- [SUPPLIED DATA]:
• • •

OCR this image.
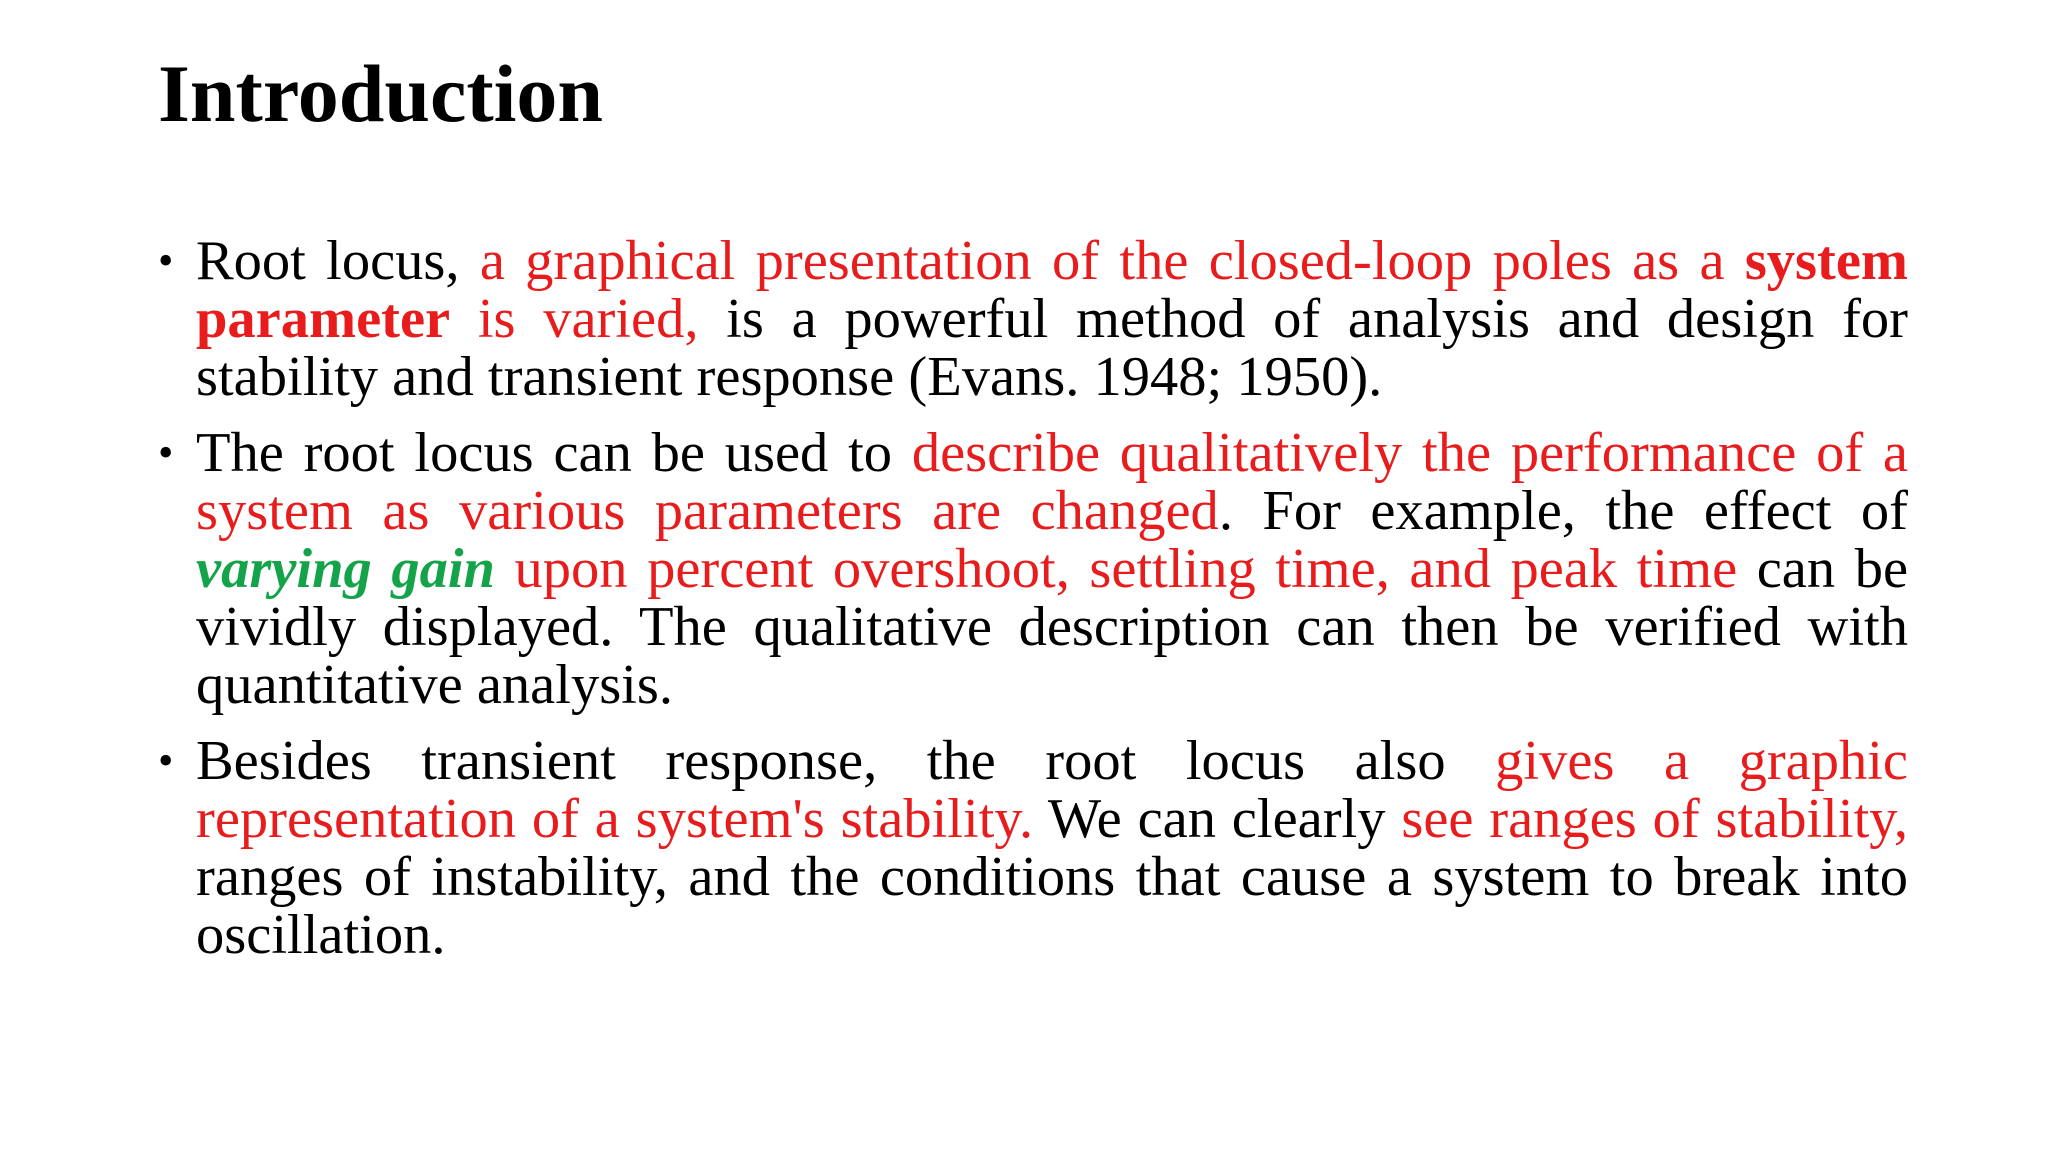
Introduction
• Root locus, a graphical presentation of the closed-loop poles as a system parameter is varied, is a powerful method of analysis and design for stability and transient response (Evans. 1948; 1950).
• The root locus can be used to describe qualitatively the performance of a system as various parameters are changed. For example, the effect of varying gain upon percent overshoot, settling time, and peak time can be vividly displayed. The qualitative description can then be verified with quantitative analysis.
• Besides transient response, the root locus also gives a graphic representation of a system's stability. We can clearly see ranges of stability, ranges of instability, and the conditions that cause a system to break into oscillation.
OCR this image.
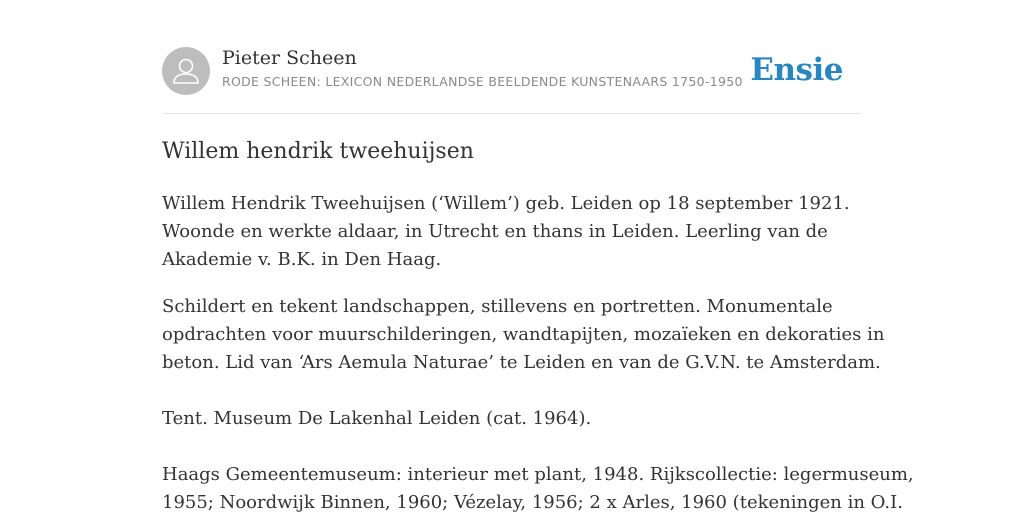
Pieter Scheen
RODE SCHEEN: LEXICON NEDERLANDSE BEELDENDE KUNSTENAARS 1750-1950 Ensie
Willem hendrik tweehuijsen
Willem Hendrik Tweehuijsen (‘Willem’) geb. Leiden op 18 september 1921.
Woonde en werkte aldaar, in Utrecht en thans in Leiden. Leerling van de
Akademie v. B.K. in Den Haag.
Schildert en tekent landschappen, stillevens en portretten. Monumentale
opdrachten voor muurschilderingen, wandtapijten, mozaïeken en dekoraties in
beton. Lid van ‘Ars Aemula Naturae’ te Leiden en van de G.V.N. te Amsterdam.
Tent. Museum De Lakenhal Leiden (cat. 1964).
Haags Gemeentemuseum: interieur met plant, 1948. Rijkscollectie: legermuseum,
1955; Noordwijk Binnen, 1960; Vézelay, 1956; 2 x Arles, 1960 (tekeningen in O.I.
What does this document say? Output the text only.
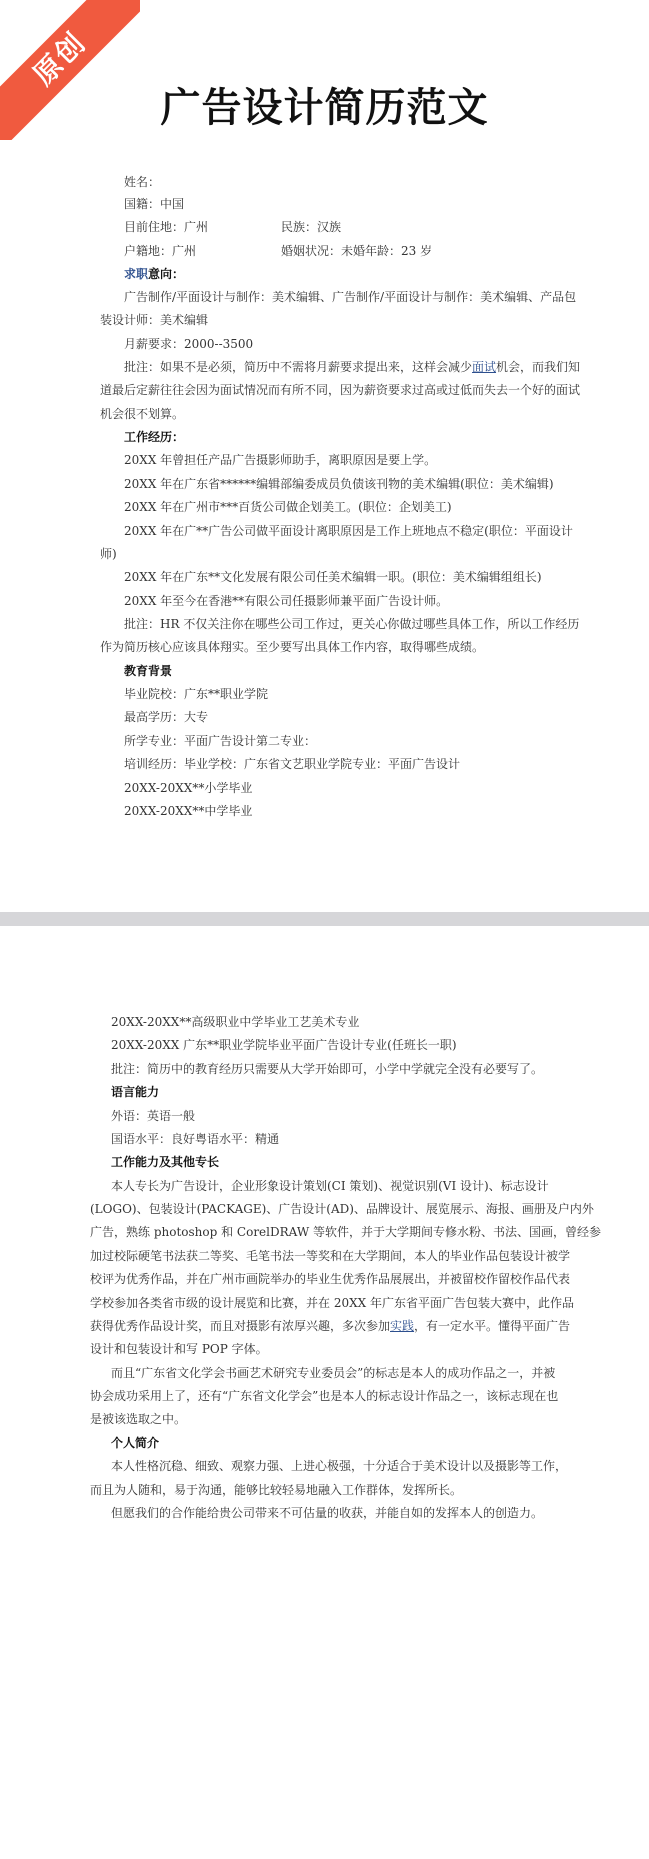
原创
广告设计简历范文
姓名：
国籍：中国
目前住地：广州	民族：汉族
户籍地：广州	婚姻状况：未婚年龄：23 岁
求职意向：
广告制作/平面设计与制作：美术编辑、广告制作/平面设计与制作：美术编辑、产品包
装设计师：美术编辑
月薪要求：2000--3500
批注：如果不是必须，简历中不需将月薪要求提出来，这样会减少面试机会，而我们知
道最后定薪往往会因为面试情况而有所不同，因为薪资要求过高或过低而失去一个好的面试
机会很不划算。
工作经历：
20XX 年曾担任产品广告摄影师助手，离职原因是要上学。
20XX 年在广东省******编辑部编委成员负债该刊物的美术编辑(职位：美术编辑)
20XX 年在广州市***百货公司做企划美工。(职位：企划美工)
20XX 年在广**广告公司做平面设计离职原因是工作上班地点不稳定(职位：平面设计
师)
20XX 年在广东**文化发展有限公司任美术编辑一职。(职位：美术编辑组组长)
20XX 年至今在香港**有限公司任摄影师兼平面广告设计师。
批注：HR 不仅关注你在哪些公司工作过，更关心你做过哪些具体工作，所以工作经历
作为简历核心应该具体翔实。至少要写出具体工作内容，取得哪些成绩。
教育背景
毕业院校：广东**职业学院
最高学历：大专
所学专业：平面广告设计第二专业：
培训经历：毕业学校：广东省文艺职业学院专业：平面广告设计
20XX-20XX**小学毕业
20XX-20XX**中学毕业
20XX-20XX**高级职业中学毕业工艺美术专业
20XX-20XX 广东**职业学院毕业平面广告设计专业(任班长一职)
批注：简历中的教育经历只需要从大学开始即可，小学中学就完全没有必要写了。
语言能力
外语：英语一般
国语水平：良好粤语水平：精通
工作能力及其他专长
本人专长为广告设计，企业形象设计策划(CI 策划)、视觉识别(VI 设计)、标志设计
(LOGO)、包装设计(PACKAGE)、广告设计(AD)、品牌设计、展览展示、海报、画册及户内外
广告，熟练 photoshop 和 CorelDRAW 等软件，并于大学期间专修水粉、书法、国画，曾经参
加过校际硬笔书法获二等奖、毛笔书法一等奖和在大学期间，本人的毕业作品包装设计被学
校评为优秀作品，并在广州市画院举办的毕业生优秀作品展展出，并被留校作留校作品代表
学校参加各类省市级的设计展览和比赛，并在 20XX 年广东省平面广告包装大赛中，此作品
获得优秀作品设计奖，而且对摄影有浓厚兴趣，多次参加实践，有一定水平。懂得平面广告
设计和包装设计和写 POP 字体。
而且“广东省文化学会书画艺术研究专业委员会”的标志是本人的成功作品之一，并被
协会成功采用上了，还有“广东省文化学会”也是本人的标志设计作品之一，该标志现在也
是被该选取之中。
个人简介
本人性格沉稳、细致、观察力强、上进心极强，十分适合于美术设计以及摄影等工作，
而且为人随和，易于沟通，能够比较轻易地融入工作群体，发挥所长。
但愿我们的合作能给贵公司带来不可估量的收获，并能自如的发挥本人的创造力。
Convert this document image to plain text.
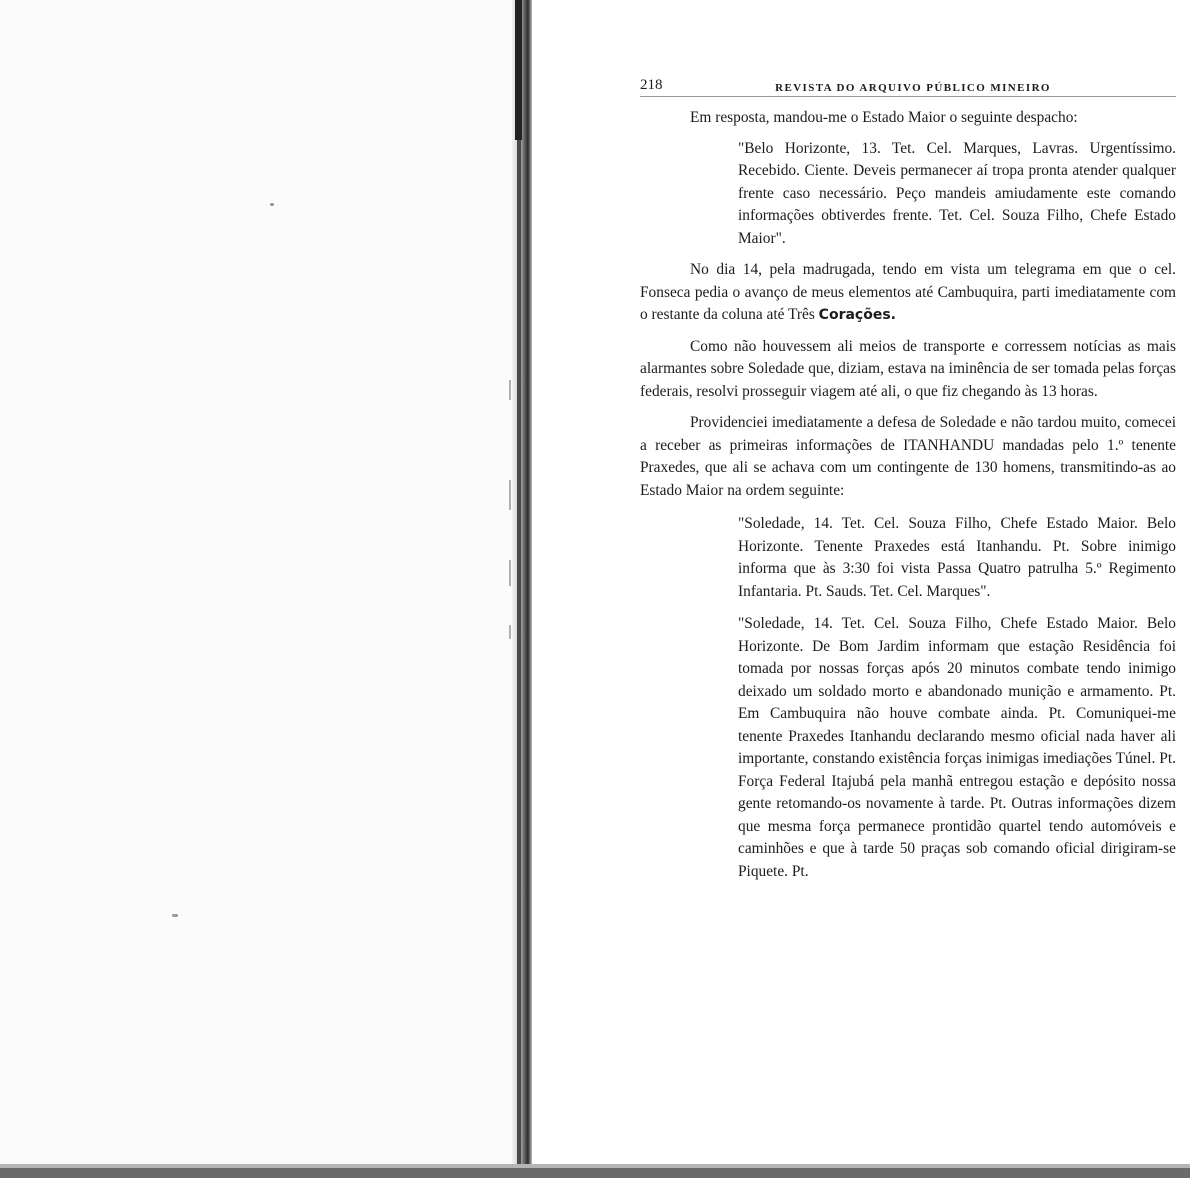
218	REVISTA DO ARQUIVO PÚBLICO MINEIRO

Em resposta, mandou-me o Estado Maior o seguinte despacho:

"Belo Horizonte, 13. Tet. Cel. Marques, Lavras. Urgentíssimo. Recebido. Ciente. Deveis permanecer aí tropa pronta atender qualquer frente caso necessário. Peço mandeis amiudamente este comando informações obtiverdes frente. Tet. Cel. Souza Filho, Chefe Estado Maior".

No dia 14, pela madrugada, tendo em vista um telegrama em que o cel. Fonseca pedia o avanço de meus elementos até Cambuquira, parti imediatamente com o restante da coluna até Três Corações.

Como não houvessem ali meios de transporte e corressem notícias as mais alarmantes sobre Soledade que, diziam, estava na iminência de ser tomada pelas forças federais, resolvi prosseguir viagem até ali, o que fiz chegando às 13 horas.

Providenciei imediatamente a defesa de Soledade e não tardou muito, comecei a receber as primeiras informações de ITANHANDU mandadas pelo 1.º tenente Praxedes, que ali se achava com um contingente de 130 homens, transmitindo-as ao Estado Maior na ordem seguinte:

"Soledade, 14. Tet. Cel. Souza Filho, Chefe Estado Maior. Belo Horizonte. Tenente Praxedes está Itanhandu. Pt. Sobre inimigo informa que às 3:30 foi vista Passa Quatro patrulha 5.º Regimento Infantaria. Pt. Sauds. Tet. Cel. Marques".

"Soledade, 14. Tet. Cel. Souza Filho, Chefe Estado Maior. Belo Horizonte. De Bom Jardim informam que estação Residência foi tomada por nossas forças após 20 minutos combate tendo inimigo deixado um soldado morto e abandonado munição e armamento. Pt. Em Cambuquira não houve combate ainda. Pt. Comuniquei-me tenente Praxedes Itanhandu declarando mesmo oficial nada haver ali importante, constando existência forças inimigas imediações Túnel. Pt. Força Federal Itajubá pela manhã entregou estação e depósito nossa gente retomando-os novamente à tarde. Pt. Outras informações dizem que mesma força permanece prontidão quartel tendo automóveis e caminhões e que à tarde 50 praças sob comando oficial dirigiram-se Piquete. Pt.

• • •

- [INSTRUCTION]:
Your copy should consist only of the lines from the line holding "Convert this document image to plain text." through the final line of the listing above, both included, with all pictures omitted.

- [TASK ANSWER]:
Convert this document image to plain text.
218	REVISTA DO ARQUIVO PÚBLICO MINEIRO

Em resposta, mandou-me o Estado Maior o seguinte despacho:

"Belo Horizonte, 13. Tet. Cel. Marques, Lavras. Urgentíssimo. Recebido. Ciente. Deveis permanecer aí tropa pronta atender qualquer frente caso necessário. Peço mandeis amiudamente este comando informações obtiverdes frente. Tet. Cel. Souza Filho, Chefe Estado Maior".

No dia 14, pela madrugada, tendo em vista um telegrama em que o cel. Fonseca pedia o avanço de meus elementos até Cambuquira, parti imediatamente com o restante da coluna até Três Corações.

Como não houvessem ali meios de transporte e corressem notícias as mais alarmantes sobre Soledade que, diziam, estava na iminência de ser tomada pelas forças federais, resolvi prosseguir viagem até ali, o que fiz chegando às 13 horas.

Providenciei imediatamente a defesa de Soledade e não tardou muito, comecei a receber as primeiras informações de ITANHANDU mandadas pelo 1.º tenente Praxedes, que ali se achava com um contingente de 130 homens, transmitindo-as ao Estado Maior na ordem seguinte:

"Soledade, 14. Tet. Cel. Souza Filho, Chefe Estado Maior. Belo Horizonte. Tenente Praxedes está Itanhandu. Pt. Sobre inimigo informa que às 3:30 foi vista Passa Quatro patrulha 5.º Regimento Infantaria. Pt. Sauds. Tet. Cel. Marques".

"Soledade, 14. Tet. Cel. Souza Filho, Chefe Estado Maior. Belo Horizonte. De Bom Jardim informam que estação Residência foi tomada por nossas forças após 20 minutos combate tendo inimigo deixado um soldado morto e abandonado munição e armamento. Pt. Em Cambuquira não houve combate ainda. Pt. Comuniquei-me tenente Praxedes Itanhandu declarando mesmo oficial nada haver ali importante, constando existência forças inimigas imediações Túnel. Pt. Força Federal Itajubá pela manhã entregou estação e depósito nossa gente retomando-os novamente à tarde. Pt. Outras informações dizem que mesma força permanece prontidão quartel tendo automóveis e caminhões e que à tarde 50 praças sob comando oficial dirigiram-se Piquete. Pt.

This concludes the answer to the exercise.